* DATA ENTRIES
⟨
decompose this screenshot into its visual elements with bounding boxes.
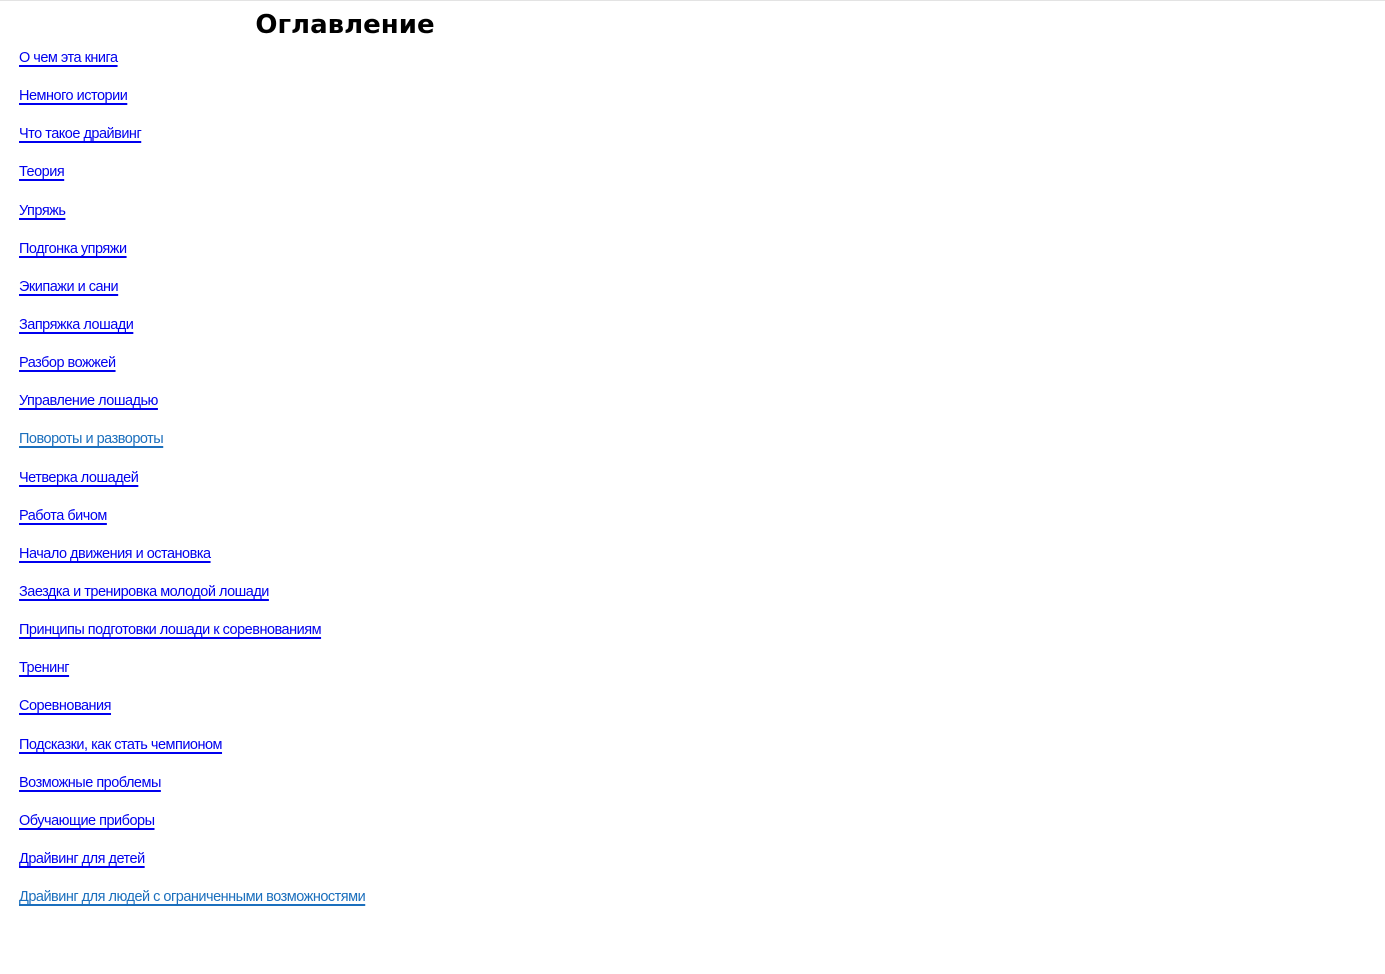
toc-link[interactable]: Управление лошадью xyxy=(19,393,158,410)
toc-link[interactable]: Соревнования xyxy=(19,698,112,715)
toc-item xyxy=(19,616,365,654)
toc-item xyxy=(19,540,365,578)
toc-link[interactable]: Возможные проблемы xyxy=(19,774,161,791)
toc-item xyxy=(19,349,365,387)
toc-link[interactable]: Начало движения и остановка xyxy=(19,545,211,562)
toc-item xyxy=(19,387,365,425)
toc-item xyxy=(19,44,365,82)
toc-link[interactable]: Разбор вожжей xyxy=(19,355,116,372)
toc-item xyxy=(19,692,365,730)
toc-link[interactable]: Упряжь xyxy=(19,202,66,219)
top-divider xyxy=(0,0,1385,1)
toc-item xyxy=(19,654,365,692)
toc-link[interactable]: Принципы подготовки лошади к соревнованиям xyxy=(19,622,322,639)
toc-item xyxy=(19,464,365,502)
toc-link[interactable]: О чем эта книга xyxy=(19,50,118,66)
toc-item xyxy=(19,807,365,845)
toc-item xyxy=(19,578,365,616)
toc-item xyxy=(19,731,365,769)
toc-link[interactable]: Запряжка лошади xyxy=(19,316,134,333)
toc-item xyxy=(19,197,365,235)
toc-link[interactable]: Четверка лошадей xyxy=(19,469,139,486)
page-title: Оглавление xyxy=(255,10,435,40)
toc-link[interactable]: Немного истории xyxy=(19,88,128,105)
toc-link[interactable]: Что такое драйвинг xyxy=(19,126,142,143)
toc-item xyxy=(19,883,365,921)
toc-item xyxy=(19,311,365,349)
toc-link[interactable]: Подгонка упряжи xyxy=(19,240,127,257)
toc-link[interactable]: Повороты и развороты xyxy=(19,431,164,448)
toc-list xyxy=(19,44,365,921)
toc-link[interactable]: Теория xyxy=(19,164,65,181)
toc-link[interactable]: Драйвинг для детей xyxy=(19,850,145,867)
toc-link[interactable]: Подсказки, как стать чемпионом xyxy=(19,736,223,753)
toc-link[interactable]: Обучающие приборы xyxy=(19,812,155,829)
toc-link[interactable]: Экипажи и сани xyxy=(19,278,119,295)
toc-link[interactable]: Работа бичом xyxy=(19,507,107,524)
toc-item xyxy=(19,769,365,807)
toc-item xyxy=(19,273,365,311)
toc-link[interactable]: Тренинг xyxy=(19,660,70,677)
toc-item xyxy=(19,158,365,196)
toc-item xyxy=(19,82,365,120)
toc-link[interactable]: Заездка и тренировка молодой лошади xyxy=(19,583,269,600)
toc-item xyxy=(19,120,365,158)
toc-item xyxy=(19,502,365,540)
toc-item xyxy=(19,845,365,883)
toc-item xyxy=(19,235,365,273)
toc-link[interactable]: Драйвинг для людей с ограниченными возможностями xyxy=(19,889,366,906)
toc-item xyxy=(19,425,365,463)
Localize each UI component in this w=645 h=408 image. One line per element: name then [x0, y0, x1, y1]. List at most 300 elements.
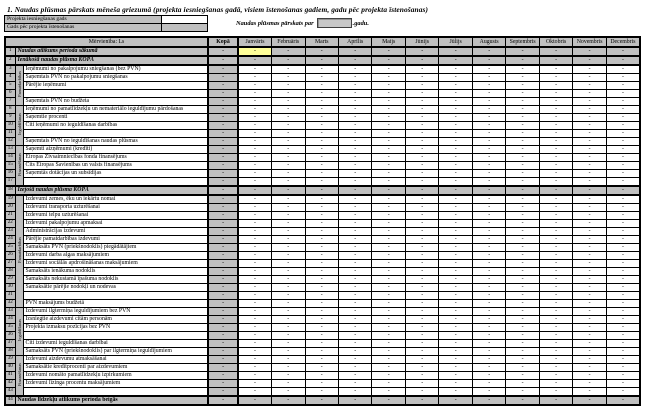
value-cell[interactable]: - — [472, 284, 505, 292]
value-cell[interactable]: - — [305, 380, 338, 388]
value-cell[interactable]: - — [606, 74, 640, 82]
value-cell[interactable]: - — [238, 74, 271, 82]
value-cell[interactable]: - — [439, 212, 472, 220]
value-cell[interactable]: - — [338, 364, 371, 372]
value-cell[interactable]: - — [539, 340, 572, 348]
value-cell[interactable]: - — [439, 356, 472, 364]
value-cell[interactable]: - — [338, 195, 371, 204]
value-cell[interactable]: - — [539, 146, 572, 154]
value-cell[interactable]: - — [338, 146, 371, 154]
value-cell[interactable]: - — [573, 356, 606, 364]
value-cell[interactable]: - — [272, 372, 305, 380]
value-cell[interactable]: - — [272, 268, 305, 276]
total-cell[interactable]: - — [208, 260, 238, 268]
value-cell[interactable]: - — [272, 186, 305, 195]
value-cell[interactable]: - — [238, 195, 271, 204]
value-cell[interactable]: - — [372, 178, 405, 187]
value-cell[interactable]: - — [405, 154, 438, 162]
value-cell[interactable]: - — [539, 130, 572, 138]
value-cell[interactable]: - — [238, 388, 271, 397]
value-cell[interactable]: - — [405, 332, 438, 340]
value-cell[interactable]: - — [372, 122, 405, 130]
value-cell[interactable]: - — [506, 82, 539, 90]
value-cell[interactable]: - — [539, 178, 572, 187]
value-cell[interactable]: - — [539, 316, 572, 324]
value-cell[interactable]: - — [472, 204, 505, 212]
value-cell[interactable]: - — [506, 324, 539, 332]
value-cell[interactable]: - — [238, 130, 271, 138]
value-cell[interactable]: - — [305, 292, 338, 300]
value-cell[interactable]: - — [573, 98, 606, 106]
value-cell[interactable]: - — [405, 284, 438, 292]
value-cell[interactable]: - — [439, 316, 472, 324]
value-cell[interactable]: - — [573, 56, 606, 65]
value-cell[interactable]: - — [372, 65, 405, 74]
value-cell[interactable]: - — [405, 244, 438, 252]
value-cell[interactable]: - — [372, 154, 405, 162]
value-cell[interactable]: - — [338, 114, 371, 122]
⟩
* GIVEN INSTRUCTION
Copy all the entries above word for word, leaving out the pictures.

* RESPONSE TO THE EXERCISE
decompose this screenshot into its visual elements with bounding boxes.
toc-link[interactable]: Управление лошадью xyxy=(19,393,158,410)
toc-link[interactable]: Соревнования xyxy=(19,698,112,715)
toc-item xyxy=(19,616,365,654)
toc-item xyxy=(19,540,365,578)
toc-link[interactable]: Возможные проблемы xyxy=(19,774,161,791)
toc-item xyxy=(19,349,365,387)
toc-link[interactable]: Начало движения и остановка xyxy=(19,545,211,562)
toc-item xyxy=(19,387,365,425)
toc-item xyxy=(19,44,365,82)
toc-link[interactable]: Разбор вожжей xyxy=(19,355,116,372)
toc-item xyxy=(19,692,365,730)
toc-link[interactable]: Упряжь xyxy=(19,202,66,219)
top-divider xyxy=(0,0,1385,1)
toc-item xyxy=(19,654,365,692)
toc-link[interactable]: Принципы подготовки лошади к соревнованиям xyxy=(19,622,322,639)
toc-item xyxy=(19,464,365,502)
toc-link[interactable]: О чем эта книга xyxy=(19,50,118,66)
toc-item xyxy=(19,807,365,845)
toc-item xyxy=(19,578,365,616)
toc-item xyxy=(19,731,365,769)
toc-link[interactable]: Запряжка лошади xyxy=(19,316,134,333)
toc-item xyxy=(19,197,365,235)
toc-link[interactable]: Четверка лошадей xyxy=(19,469,139,486)
page-title: Оглавление xyxy=(255,10,435,40)
toc-link[interactable]: Немного истории xyxy=(19,88,128,105)
toc-link[interactable]: Что такое драйвинг xyxy=(19,126,142,143)
toc-item xyxy=(19,883,365,921)
toc-item xyxy=(19,311,365,349)
toc-link[interactable]: Подгонка упряжи xyxy=(19,240,127,257)
toc-link[interactable]: Повороты и развороты xyxy=(19,431,164,448)
toc-list xyxy=(19,44,365,921)
toc-link[interactable]: Теория xyxy=(19,164,65,181)
toc-link[interactable]: Драйвинг для детей xyxy=(19,850,145,867)
toc-link[interactable]: Подсказки, как стать чемпионом xyxy=(19,736,223,753)
toc-link[interactable]: Обучающие приборы xyxy=(19,812,155,829)
toc-link[interactable]: Экипажи и сани xyxy=(19,278,119,295)
toc-link[interactable]: Работа бичом xyxy=(19,507,107,524)
toc-item xyxy=(19,769,365,807)
toc-item xyxy=(19,273,365,311)
toc-link[interactable]: Тренинг xyxy=(19,660,70,677)
toc-item xyxy=(19,158,365,196)
toc-item xyxy=(19,82,365,120)
toc-link[interactable]: Заездка и тренировка молодой лошади xyxy=(19,583,269,600)
toc-item xyxy=(19,120,365,158)
toc-item xyxy=(19,502,365,540)
toc-item xyxy=(19,845,365,883)
toc-item xyxy=(19,235,365,273)
toc-link[interactable]: Драйвинг для людей с ограниченными возможностями xyxy=(19,889,366,906)
toc-item xyxy=(19,425,365,463)
Localize each UI component in this w=645 h=408 image. One line per element: name then [x0, y0, x1, y1]. List at most 300 elements.
value-cell[interactable]: - — [472, 284, 505, 292]
value-cell[interactable]: - — [305, 380, 338, 388]
value-cell[interactable]: - — [606, 74, 640, 82]
value-cell[interactable]: - — [238, 74, 271, 82]
value-cell[interactable]: - — [439, 212, 472, 220]
value-cell[interactable]: - — [338, 364, 371, 372]
value-cell[interactable]: - — [539, 340, 572, 348]
value-cell[interactable]: - — [439, 356, 472, 364]
value-cell[interactable]: - — [338, 195, 371, 204]
value-cell[interactable]: - — [539, 146, 572, 154]
value-cell[interactable]: - — [338, 146, 371, 154]
value-cell[interactable]: - — [573, 356, 606, 364]
value-cell[interactable]: - — [272, 372, 305, 380]
value-cell[interactable]: - — [272, 268, 305, 276]
total-cell[interactable]: - — [208, 260, 238, 268]
value-cell[interactable]: - — [272, 186, 305, 195]
value-cell[interactable]: - — [238, 195, 271, 204]
value-cell[interactable]: - — [372, 178, 405, 187]
value-cell[interactable]: - — [405, 154, 438, 162]
value-cell[interactable]: - — [539, 130, 572, 138]
value-cell[interactable]: - — [238, 388, 271, 397]
value-cell[interactable]: - — [405, 332, 438, 340]
value-cell[interactable]: - — [372, 122, 405, 130]
value-cell[interactable]: - — [506, 82, 539, 90]
value-cell[interactable]: - — [539, 178, 572, 187]
value-cell[interactable]: - — [539, 316, 572, 324]
value-cell[interactable]: - — [472, 204, 505, 212]
value-cell[interactable]: - — [506, 324, 539, 332]
value-cell[interactable]: - — [238, 130, 271, 138]
value-cell[interactable]: - — [305, 292, 338, 300]
value-cell[interactable]: - — [573, 98, 606, 106]
value-cell[interactable]: - — [405, 284, 438, 292]
value-cell[interactable]: - — [439, 316, 472, 324]
value-cell[interactable]: - — [573, 56, 606, 65]
value-cell[interactable]: - — [372, 65, 405, 74]
value-cell[interactable]: - — [405, 244, 438, 252]
value-cell[interactable]: - — [372, 154, 405, 162]
value-cell[interactable]: - — [338, 114, 371, 122]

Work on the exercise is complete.